**What the exercise asks**
Your task is to repeat, word for word, the line containing "Parse this screenshot: output" and all lines that follow it to the end of the material, and no other lines.

Extracted records
════════════════════
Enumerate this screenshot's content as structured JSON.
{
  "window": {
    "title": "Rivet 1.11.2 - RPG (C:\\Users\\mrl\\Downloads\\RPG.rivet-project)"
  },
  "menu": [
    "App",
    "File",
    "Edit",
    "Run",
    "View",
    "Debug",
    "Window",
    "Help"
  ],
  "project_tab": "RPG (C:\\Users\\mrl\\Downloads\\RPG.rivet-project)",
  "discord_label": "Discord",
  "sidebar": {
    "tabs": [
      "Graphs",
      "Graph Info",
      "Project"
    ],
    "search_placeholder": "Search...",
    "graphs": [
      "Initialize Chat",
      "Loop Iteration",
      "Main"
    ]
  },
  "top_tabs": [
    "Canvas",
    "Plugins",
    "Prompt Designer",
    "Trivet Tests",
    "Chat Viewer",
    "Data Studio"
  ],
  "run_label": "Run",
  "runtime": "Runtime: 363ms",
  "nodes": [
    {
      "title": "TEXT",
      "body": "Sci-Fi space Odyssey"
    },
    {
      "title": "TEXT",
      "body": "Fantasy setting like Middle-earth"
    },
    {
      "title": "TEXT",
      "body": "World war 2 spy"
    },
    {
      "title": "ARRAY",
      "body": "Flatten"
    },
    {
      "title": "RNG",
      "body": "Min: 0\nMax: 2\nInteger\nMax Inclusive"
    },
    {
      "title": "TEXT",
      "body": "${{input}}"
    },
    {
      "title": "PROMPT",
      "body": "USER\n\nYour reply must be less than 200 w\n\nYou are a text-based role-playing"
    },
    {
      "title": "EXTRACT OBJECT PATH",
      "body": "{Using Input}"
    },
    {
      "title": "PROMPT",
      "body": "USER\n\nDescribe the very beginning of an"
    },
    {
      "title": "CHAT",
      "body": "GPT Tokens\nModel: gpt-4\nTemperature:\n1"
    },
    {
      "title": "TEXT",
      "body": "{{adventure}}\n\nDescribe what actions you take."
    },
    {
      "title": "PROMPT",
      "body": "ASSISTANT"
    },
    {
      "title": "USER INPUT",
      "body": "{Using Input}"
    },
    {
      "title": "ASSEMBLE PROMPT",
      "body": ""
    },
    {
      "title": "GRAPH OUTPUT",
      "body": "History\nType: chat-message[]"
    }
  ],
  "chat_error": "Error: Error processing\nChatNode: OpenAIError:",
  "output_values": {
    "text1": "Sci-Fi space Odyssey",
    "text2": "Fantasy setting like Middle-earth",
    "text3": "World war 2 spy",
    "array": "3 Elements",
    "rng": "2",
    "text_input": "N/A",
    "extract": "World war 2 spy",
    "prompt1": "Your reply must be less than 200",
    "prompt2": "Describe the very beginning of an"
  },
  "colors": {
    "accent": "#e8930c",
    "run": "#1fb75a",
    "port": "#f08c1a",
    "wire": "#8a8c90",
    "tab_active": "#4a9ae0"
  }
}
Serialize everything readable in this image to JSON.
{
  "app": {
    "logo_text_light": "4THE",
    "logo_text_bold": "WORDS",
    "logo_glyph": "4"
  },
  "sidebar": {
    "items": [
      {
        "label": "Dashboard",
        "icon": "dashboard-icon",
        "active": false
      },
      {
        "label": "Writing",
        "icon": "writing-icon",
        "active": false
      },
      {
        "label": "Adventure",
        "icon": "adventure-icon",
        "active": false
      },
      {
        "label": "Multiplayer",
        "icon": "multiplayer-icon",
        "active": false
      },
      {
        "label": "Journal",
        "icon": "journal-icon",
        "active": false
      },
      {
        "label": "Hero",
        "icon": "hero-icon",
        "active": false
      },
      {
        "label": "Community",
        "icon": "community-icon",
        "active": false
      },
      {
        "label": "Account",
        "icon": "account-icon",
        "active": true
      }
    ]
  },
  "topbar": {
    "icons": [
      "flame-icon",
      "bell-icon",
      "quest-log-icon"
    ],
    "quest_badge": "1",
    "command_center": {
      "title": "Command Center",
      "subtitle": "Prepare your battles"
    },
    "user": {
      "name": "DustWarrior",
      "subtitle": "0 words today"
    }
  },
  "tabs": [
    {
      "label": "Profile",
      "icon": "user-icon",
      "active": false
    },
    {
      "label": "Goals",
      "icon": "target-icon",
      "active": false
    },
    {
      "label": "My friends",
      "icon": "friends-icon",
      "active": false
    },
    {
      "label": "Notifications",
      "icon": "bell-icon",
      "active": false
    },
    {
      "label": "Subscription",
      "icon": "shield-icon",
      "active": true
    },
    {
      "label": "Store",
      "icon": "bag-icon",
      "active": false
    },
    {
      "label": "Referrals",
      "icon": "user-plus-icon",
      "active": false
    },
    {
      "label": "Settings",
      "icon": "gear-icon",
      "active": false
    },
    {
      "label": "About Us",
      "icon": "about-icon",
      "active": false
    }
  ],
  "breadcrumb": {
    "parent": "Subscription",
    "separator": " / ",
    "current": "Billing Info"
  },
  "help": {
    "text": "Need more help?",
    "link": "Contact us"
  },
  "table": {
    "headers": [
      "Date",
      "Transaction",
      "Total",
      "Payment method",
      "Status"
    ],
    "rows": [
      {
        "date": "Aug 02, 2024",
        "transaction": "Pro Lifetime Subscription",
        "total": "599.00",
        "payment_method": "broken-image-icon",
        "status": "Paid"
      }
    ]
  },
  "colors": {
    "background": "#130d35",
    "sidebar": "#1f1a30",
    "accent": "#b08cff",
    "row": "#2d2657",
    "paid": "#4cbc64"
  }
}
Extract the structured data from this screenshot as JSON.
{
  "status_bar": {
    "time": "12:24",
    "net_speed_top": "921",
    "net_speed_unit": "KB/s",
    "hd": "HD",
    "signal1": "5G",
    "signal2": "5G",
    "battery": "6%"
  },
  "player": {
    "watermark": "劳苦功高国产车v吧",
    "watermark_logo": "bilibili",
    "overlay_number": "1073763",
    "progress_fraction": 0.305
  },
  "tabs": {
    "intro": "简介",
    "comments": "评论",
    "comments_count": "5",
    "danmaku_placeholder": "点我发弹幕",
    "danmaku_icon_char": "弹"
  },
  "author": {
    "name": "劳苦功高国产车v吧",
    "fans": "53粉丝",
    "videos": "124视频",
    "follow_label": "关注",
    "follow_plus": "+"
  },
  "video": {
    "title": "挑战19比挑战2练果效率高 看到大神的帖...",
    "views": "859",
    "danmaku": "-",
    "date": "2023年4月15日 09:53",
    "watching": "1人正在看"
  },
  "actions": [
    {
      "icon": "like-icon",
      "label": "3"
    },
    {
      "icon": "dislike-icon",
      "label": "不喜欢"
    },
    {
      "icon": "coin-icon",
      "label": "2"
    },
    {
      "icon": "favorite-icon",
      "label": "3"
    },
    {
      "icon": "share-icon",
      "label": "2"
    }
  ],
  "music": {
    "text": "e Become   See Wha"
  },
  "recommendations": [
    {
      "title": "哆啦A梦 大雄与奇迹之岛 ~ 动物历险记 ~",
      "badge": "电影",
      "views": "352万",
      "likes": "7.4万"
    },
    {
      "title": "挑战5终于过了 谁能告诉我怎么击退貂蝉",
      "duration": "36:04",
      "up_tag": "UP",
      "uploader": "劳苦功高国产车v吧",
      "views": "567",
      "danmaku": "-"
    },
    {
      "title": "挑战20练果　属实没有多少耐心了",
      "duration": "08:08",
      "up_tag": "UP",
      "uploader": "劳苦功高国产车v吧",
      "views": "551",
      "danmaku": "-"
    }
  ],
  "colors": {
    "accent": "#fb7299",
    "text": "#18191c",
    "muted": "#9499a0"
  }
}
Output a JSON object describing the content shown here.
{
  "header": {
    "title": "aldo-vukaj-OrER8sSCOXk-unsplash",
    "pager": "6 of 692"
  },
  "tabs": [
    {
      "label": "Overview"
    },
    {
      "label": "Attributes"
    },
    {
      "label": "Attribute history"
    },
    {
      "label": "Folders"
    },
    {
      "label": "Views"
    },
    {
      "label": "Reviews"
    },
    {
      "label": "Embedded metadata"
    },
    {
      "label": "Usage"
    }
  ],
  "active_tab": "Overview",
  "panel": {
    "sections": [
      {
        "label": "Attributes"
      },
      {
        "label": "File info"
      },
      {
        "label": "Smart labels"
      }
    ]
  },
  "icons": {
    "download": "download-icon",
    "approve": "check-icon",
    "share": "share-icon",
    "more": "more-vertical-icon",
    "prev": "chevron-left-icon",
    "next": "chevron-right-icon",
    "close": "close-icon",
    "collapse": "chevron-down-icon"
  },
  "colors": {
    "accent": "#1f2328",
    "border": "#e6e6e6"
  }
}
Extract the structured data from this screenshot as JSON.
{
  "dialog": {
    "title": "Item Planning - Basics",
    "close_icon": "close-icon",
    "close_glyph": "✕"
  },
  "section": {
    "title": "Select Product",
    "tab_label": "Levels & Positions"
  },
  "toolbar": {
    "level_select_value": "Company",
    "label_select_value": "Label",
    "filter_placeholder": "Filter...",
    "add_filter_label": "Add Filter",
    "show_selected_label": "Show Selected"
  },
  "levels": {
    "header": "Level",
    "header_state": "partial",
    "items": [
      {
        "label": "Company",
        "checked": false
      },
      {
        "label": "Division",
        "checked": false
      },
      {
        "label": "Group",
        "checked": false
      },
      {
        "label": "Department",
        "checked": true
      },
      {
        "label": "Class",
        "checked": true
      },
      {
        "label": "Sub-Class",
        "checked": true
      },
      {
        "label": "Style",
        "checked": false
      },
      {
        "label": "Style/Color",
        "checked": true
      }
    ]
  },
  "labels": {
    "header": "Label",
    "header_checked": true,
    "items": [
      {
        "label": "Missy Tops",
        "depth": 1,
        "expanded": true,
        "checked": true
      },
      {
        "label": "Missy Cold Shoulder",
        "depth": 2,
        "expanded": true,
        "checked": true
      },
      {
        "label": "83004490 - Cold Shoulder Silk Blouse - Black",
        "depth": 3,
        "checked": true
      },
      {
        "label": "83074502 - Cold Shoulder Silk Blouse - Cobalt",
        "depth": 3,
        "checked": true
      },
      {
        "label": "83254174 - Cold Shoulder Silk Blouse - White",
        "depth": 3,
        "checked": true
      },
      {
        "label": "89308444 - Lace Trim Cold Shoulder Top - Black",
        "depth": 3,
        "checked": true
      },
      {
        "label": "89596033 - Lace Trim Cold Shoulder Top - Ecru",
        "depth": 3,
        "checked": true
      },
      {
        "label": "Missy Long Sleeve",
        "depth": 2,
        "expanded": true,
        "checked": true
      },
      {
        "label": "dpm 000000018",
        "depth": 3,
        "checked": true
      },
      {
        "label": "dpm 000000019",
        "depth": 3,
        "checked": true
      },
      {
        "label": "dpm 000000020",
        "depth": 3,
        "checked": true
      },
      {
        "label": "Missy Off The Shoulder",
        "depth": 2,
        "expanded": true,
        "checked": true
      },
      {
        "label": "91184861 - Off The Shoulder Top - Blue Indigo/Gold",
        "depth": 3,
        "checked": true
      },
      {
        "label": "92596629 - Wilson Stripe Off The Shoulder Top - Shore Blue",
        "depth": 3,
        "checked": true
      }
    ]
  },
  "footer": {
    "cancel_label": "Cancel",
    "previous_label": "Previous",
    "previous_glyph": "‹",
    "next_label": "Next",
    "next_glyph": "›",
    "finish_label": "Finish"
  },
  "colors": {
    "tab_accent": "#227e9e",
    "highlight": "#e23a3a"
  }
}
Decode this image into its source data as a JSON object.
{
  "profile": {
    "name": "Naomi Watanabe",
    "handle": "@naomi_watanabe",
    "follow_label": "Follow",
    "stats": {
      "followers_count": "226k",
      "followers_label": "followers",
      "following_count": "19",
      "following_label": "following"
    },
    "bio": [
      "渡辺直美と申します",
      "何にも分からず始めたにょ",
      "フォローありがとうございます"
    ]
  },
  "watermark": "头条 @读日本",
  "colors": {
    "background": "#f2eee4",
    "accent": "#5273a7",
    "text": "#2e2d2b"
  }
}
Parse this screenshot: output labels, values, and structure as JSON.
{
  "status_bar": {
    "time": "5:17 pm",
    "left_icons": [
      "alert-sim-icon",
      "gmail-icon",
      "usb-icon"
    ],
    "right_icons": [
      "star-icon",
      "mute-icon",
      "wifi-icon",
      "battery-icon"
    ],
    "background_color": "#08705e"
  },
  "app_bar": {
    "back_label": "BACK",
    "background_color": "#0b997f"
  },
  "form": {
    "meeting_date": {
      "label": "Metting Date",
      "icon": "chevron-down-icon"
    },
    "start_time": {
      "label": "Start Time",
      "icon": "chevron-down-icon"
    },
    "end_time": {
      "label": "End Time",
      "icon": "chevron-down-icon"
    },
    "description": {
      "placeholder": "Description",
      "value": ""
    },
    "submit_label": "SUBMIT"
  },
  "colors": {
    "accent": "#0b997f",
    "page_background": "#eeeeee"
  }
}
════════════════════
**Answer to this task**
Parse this screenshot: output labels, values, and structure as JSON.
{
  "status_bar": {
    "time": "5:17 pm",
    "left_icons": [
      "alert-sim-icon",
      "gmail-icon",
      "usb-icon"
    ],
    "right_icons": [
      "star-icon",
      "mute-icon",
      "wifi-icon",
      "battery-icon"
    ],
    "background_color": "#08705e"
  },
  "app_bar": {
    "back_label": "BACK",
    "background_color": "#0b997f"
  },
  "form": {
    "meeting_date": {
      "label": "Metting Date",
      "icon": "chevron-down-icon"
    },
    "start_time": {
      "label": "Start Time",
      "icon": "chevron-down-icon"
    },
    "end_time": {
      "label": "End Time",
      "icon": "chevron-down-icon"
    },
    "description": {
      "placeholder": "Description",
      "value": ""
    },
    "submit_label": "SUBMIT"
  },
  "colors": {
    "accent": "#0b997f",
    "page_background": "#eeeeee"
  }
}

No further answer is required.